Task goal - Please copy out the material below line for line, keeping every character unchanged.

Data excerpts -
[START]
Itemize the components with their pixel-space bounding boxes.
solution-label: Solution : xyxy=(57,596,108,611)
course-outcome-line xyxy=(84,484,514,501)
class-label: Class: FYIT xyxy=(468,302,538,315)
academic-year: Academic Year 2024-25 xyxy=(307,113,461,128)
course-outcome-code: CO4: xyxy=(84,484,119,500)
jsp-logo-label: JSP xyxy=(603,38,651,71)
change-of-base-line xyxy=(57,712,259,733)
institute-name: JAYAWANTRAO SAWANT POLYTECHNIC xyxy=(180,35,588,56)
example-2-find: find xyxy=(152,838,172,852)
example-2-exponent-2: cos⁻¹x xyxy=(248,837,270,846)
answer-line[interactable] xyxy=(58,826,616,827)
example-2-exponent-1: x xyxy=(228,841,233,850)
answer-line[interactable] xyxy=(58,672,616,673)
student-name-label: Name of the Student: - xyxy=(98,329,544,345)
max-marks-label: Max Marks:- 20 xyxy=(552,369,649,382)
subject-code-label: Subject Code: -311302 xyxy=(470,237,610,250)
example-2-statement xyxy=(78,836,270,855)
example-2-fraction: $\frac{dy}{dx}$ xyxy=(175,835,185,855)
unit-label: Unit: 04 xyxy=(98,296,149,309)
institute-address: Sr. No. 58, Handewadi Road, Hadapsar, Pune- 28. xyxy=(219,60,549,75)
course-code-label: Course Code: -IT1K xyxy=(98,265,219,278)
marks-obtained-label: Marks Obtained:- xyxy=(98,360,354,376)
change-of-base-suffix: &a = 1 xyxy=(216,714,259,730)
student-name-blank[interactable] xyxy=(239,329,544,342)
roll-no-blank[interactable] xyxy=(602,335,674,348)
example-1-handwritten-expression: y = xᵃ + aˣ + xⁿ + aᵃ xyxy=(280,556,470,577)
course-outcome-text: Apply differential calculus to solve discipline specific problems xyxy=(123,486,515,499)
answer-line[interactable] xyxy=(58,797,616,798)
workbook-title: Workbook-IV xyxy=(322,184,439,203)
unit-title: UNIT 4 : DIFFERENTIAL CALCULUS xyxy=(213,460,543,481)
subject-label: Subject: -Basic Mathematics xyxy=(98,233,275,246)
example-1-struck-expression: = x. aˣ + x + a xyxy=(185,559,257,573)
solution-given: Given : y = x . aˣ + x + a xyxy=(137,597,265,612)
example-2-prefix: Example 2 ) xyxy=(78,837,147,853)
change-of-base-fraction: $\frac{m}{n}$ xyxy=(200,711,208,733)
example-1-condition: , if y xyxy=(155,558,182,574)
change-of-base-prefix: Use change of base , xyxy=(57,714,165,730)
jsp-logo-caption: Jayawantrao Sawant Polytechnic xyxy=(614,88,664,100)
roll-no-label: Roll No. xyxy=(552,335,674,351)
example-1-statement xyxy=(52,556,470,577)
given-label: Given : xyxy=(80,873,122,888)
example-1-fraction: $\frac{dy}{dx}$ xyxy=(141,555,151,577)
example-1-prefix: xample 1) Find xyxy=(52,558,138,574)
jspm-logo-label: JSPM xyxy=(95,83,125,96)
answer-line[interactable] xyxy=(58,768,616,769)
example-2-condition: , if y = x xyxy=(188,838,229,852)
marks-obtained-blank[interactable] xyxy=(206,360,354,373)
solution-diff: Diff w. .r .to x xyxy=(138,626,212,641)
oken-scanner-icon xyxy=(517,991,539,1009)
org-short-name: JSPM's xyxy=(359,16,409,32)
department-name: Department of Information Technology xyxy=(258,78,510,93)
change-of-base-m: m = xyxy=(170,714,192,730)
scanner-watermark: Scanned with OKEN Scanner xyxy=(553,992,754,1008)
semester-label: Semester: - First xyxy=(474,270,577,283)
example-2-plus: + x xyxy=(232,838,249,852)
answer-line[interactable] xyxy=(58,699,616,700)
[END]
Output for this exercise -
Itemize the components with their pixel-space bounding boxes.
solution-label: Solution : xyxy=(57,596,108,611)
course-outcome-line xyxy=(84,484,514,501)
class-label: Class: FYIT xyxy=(468,302,538,315)
academic-year: Academic Year 2024-25 xyxy=(307,113,461,128)
course-outcome-code: CO4: xyxy=(84,484,119,500)
jsp-logo-label: JSP xyxy=(603,38,651,71)
change-of-base-line xyxy=(57,712,259,733)
institute-name: JAYAWANTRAO SAWANT POLYTECHNIC xyxy=(180,35,588,56)
example-2-find: find xyxy=(152,838,172,852)
example-2-exponent-2: cos⁻¹x xyxy=(248,837,270,846)
answer-line[interactable] xyxy=(58,826,616,827)
example-2-exponent-1: x xyxy=(228,841,233,850)
answer-line[interactable] xyxy=(58,672,616,673)
student-name-label: Name of the Student: - xyxy=(98,329,544,345)
max-marks-label: Max Marks:- 20 xyxy=(552,369,649,382)
subject-code-label: Subject Code: -311302 xyxy=(470,237,610,250)
example-2-statement xyxy=(78,836,270,855)
example-2-fraction: $\frac{dy}{dx}$ xyxy=(175,835,185,855)
unit-label: Unit: 04 xyxy=(98,296,149,309)
institute-address: Sr. No. 58, Handewadi Road, Hadapsar, Pune- 28. xyxy=(219,60,549,75)
course-code-label: Course Code: -IT1K xyxy=(98,265,219,278)
marks-obtained-label: Marks Obtained:- xyxy=(98,360,354,376)
change-of-base-suffix: &a = 1 xyxy=(216,714,259,730)
student-name-blank[interactable] xyxy=(239,329,544,342)
roll-no-blank[interactable] xyxy=(602,335,674,348)
example-1-handwritten-expression: y = xᵃ + aˣ + xⁿ + aᵃ xyxy=(280,556,470,577)
course-outcome-text: Apply differential calculus to solve discipline specific problems xyxy=(123,486,515,499)
answer-line[interactable] xyxy=(58,797,616,798)
workbook-title: Workbook-IV xyxy=(322,184,439,203)
unit-title: UNIT 4 : DIFFERENTIAL CALCULUS xyxy=(213,460,543,481)
subject-label: Subject: -Basic Mathematics xyxy=(98,233,275,246)
example-1-struck-expression: = x. aˣ + x + a xyxy=(185,559,257,573)
solution-given: Given : y = x . aˣ + x + a xyxy=(137,597,265,612)
example-2-prefix: Example 2 ) xyxy=(78,837,147,853)
change-of-base-fraction: $\frac{m}{n}$ xyxy=(200,711,208,733)
example-1-condition: , if y xyxy=(155,558,182,574)
change-of-base-prefix: Use change of base , xyxy=(57,714,165,730)
jsp-logo-caption: Jayawantrao Sawant Polytechnic xyxy=(614,88,664,100)
roll-no-label: Roll No. xyxy=(552,335,674,351)
example-1-statement xyxy=(52,556,470,577)
given-label: Given : xyxy=(80,873,122,888)
example-1-fraction: $\frac{dy}{dx}$ xyxy=(141,555,151,577)
example-1-prefix: xample 1) Find xyxy=(52,558,138,574)
jspm-logo-label: JSPM xyxy=(95,83,125,96)
answer-line[interactable] xyxy=(58,768,616,769)
example-2-condition: , if y = x xyxy=(188,838,229,852)
marks-obtained-blank[interactable] xyxy=(206,360,354,373)
solution-diff: Diff w. .r .to x xyxy=(138,626,212,641)
oken-scanner-icon xyxy=(517,991,539,1009)
org-short-name: JSPM's xyxy=(359,16,409,32)
department-name: Department of Information Technology xyxy=(258,78,510,93)
change-of-base-m: m = xyxy=(170,714,192,730)
scanner-watermark: Scanned with OKEN Scanner xyxy=(553,992,754,1008)
semester-label: Semester: - First xyxy=(474,270,577,283)
example-2-plus: + x xyxy=(232,838,249,852)
answer-line[interactable] xyxy=(58,699,616,700)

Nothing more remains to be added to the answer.